Written request:
From the entries below, copy every line where the string "physical" appears.
━━ Material for the task
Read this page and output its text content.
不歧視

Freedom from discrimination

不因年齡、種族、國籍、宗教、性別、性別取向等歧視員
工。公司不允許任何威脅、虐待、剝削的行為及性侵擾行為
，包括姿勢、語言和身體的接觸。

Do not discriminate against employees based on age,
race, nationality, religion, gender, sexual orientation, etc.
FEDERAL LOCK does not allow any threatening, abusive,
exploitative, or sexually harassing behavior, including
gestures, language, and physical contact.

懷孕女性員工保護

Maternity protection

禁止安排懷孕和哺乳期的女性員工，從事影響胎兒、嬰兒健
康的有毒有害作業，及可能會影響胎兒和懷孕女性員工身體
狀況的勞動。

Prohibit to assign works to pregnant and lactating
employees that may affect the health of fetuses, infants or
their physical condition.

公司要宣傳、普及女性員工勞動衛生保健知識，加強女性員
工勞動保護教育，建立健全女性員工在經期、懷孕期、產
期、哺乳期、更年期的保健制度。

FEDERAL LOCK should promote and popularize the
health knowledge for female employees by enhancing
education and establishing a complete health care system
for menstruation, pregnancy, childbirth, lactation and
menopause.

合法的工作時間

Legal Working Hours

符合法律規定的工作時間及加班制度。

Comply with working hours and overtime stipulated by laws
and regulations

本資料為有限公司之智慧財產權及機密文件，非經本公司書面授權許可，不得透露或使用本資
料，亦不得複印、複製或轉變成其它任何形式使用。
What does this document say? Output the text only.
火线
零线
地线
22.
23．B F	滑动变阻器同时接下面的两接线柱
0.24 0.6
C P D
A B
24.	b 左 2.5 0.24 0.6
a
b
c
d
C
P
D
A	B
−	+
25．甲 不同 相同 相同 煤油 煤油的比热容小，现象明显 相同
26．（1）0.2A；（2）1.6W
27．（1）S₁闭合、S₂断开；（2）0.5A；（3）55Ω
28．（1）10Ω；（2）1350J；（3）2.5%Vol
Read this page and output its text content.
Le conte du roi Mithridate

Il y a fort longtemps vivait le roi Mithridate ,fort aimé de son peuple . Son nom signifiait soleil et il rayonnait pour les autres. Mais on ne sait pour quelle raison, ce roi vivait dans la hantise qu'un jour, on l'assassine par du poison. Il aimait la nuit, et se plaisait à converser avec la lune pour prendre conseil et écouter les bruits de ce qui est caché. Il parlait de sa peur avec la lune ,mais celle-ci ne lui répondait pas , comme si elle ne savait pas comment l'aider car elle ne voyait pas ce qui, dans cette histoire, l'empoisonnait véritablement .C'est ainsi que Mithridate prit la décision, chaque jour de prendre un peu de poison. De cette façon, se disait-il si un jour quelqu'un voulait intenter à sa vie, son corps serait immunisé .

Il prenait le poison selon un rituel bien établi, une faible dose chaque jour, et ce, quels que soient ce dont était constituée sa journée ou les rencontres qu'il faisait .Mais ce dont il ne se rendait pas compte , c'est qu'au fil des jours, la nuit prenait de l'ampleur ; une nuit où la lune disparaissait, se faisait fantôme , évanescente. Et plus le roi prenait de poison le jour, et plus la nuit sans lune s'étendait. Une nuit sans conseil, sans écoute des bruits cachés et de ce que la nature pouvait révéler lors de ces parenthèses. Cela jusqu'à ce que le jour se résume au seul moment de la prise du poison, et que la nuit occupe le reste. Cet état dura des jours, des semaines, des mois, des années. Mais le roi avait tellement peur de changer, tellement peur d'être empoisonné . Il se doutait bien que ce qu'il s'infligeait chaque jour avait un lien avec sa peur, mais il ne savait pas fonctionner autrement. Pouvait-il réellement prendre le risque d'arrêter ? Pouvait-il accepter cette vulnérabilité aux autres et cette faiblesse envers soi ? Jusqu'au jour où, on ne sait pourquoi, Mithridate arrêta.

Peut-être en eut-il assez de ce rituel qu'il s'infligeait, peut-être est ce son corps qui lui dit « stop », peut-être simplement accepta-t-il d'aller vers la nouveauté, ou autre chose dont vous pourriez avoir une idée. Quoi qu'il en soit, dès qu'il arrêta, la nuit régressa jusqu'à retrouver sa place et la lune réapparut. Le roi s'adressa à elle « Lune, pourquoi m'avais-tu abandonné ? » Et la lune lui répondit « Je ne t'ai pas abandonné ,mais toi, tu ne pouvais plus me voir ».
━━━━
Solution:
gestures, language, and physical contact.
their physical condition.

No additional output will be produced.